Items from a data source:
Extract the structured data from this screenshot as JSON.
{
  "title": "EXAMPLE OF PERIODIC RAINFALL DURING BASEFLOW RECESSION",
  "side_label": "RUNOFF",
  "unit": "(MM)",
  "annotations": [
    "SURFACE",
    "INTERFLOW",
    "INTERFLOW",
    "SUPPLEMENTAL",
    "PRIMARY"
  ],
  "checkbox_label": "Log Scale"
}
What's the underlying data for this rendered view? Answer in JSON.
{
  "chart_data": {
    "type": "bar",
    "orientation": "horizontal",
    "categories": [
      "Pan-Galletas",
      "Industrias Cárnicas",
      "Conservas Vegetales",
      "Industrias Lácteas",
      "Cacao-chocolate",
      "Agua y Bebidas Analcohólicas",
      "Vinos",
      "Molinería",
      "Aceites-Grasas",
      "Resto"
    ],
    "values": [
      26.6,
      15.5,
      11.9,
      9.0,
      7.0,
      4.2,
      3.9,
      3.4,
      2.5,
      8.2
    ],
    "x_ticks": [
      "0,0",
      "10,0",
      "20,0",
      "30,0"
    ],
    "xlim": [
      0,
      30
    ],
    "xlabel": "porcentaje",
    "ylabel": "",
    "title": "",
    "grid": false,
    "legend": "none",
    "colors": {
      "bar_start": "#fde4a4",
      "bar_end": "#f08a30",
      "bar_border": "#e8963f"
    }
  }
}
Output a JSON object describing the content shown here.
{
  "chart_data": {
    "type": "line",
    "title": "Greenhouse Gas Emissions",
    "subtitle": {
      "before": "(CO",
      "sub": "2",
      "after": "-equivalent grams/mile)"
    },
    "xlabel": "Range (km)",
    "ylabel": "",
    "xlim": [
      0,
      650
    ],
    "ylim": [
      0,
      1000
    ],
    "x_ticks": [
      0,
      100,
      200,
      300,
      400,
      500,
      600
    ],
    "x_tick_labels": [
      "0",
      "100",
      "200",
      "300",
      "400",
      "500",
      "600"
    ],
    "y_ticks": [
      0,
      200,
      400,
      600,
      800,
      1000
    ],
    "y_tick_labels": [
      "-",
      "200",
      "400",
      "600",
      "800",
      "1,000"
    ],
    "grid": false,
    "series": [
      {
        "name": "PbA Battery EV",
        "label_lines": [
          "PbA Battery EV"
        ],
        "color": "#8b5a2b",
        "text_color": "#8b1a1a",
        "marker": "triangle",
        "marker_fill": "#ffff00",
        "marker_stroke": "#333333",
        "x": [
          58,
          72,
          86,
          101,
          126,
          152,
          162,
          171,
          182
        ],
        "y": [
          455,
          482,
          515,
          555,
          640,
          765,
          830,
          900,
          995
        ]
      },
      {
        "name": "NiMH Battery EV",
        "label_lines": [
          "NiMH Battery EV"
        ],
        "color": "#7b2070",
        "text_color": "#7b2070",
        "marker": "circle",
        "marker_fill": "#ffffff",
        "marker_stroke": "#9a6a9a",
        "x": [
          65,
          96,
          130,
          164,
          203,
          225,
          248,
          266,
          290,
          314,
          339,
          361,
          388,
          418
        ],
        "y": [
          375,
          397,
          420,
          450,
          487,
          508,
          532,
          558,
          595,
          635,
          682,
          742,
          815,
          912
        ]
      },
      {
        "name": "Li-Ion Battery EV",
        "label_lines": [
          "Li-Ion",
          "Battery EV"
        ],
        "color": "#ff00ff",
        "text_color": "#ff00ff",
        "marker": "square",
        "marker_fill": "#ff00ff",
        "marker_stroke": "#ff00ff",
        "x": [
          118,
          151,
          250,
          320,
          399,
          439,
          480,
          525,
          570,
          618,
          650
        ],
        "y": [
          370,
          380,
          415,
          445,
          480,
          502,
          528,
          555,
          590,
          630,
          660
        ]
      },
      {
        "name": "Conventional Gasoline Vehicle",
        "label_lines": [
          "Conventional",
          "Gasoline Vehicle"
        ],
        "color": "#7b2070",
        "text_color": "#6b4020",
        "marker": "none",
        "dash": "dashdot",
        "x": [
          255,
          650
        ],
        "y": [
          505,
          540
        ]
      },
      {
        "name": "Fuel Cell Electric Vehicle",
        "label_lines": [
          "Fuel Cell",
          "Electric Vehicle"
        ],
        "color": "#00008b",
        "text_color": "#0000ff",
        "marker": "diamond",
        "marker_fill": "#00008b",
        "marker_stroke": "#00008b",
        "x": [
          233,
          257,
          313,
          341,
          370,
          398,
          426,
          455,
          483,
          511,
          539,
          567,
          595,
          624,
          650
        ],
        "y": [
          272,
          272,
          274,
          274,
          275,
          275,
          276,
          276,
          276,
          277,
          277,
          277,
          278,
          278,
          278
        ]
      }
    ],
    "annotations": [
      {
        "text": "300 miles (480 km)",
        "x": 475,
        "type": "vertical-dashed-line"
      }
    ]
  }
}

THE TASK: Return every entry verbatim.

SOLVED EXERCISE:
Extract the structured data from this screenshot as JSON.
{
  "title": "EXAMPLE OF PERIODIC RAINFALL DURING BASEFLOW RECESSION",
  "side_label": "RUNOFF",
  "unit": "(MM)",
  "annotations": [
    "SURFACE",
    "INTERFLOW",
    "INTERFLOW",
    "SUPPLEMENTAL",
    "PRIMARY"
  ],
  "checkbox_label": "Log Scale"
}
What's the underlying data for this rendered view? Answer in JSON.
{
  "chart_data": {
    "type": "bar",
    "orientation": "horizontal",
    "categories": [
      "Pan-Galletas",
      "Industrias Cárnicas",
      "Conservas Vegetales",
      "Industrias Lácteas",
      "Cacao-chocolate",
      "Agua y Bebidas Analcohólicas",
      "Vinos",
      "Molinería",
      "Aceites-Grasas",
      "Resto"
    ],
    "values": [
      26.6,
      15.5,
      11.9,
      9.0,
      7.0,
      4.2,
      3.9,
      3.4,
      2.5,
      8.2
    ],
    "x_ticks": [
      "0,0",
      "10,0",
      "20,0",
      "30,0"
    ],
    "xlim": [
      0,
      30
    ],
    "xlabel": "porcentaje",
    "ylabel": "",
    "title": "",
    "grid": false,
    "legend": "none",
    "colors": {
      "bar_start": "#fde4a4",
      "bar_end": "#f08a30",
      "bar_border": "#e8963f"
    }
  }
}
Output a JSON object describing the content shown here.
{
  "chart_data": {
    "type": "line",
    "title": "Greenhouse Gas Emissions",
    "subtitle": {
      "before": "(CO",
      "sub": "2",
      "after": "-equivalent grams/mile)"
    },
    "xlabel": "Range (km)",
    "ylabel": "",
    "xlim": [
      0,
      650
    ],
    "ylim": [
      0,
      1000
    ],
    "x_ticks": [
      0,
      100,
      200,
      300,
      400,
      500,
      600
    ],
    "x_tick_labels": [
      "0",
      "100",
      "200",
      "300",
      "400",
      "500",
      "600"
    ],
    "y_ticks": [
      0,
      200,
      400,
      600,
      800,
      1000
    ],
    "y_tick_labels": [
      "-",
      "200",
      "400",
      "600",
      "800",
      "1,000"
    ],
    "grid": false,
    "series": [
      {
        "name": "PbA Battery EV",
        "label_lines": [
          "PbA Battery EV"
        ],
        "color": "#8b5a2b",
        "text_color": "#8b1a1a",
        "marker": "triangle",
        "marker_fill": "#ffff00",
        "marker_stroke": "#333333",
        "x": [
          58,
          72,
          86,
          101,
          126,
          152,
          162,
          171,
          182
        ],
        "y": [
          455,
          482,
          515,
          555,
          640,
          765,
          830,
          900,
          995
        ]
      },
      {
        "name": "NiMH Battery EV",
        "label_lines": [
          "NiMH Battery EV"
        ],
        "color": "#7b2070",
        "text_color": "#7b2070",
        "marker": "circle",
        "marker_fill": "#ffffff",
        "marker_stroke": "#9a6a9a",
        "x": [
          65,
          96,
          130,
          164,
          203,
          225,
          248,
          266,
          290,
          314,
          339,
          361,
          388,
          418
        ],
        "y": [
          375,
          397,
          420,
          450,
          487,
          508,
          532,
          558,
          595,
          635,
          682,
          742,
          815,
          912
        ]
      },
      {
        "name": "Li-Ion Battery EV",
        "label_lines": [
          "Li-Ion",
          "Battery EV"
        ],
        "color": "#ff00ff",
        "text_color": "#ff00ff",
        "marker": "square",
        "marker_fill": "#ff00ff",
        "marker_stroke": "#ff00ff",
        "x": [
          118,
          151,
          250,
          320,
          399,
          439,
          480,
          525,
          570,
          618,
          650
        ],
        "y": [
          370,
          380,
          415,
          445,
          480,
          502,
          528,
          555,
          590,
          630,
          660
        ]
      },
      {
        "name": "Conventional Gasoline Vehicle",
        "label_lines": [
          "Conventional",
          "Gasoline Vehicle"
        ],
        "color": "#7b2070",
        "text_color": "#6b4020",
        "marker": "none",
        "dash": "dashdot",
        "x": [
          255,
          650
        ],
        "y": [
          505,
          540
        ]
      },
      {
        "name": "Fuel Cell Electric Vehicle",
        "label_lines": [
          "Fuel Cell",
          "Electric Vehicle"
        ],
        "color": "#00008b",
        "text_color": "#0000ff",
        "marker": "diamond",
        "marker_fill": "#00008b",
        "marker_stroke": "#00008b",
        "x": [
          233,
          257,
          313,
          341,
          370,
          398,
          426,
          455,
          483,
          511,
          539,
          567,
          595,
          624,
          650
        ],
        "y": [
          272,
          272,
          274,
          274,
          275,
          275,
          276,
          276,
          276,
          277,
          277,
          277,
          278,
          278,
          278
        ]
      }
    ],
    "annotations": [
      {
        "text": "300 miles (480 km)",
        "x": 475,
        "type": "vertical-dashed-line"
      }
    ]
  }
}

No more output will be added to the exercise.